→ Fragment strony
......

Bałagan w zakładkach mojej przeglądarki to nie jest coś, czym powinienem się chwalić, ale przez lata korzystania z internetu nazbierało się tego tyle,...
Bałagan w zakładkach mojej przeglądarki to nie jest coś, czym powinienem się chwalić, ale przez lata korzystania z internetu nazbierało się tego tyle, że każdorazowa próba uporządkowania ich kończyła się na którejś z kolei kategorii ulubionych. Zmiany komputerów, systemów czy w końcu funkcja backupu i synchronizacji w Google rozleniwiła mnie jeszcze bardziej w tym zakresie.
Dziś wpadł mi w ręce nowy serwis, który myślę zmobilizuje mnie do tego na nowo. FavSync to taki menadżer online naszych zakładek, może też po trochu strona startowa z możliwością personalizacji wyświetlanych elementów, zmianą układu tych zakładek czy tematów przewodnich oraz wygodną wyszukiwarką.
Po zaimportowaniu ulubionych zostaną one wyświetlone wraz z przyporządkowanymi przez nas kategoriami na stronie głownej serwisu. Niektóre elementy, takie jak linki do serwisów społecznościowych, muzyczne, filmowe czy związane z mapami lub pocztą email automatycznie zostaną przeniesione do już domyślnie istniejących kategorii. Jeśli chcemy tego uniknąć, przed importem należy usunąć te już istniejące.

......

→ Zebrane dane
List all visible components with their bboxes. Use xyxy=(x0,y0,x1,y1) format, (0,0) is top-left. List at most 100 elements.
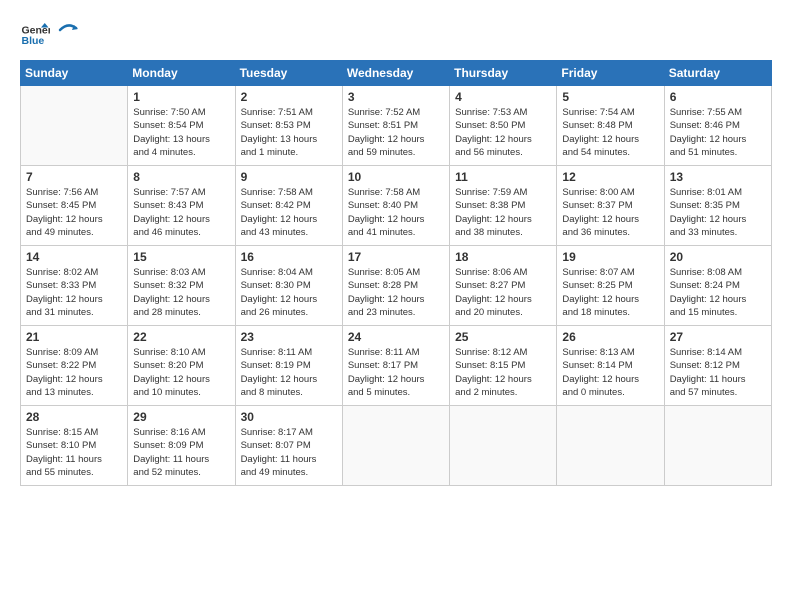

......

→ Polecenie
Co według tekstu o serwisie FavSync trzeba zrobić przed importem, żeby część ulubionych nie trafiła automatycznie do domyślnych kategorii? Dane pochodzą z innego źródła.

→ Odpowiedź
Przed importem należy usunąć już istniejące kategorie domyślne.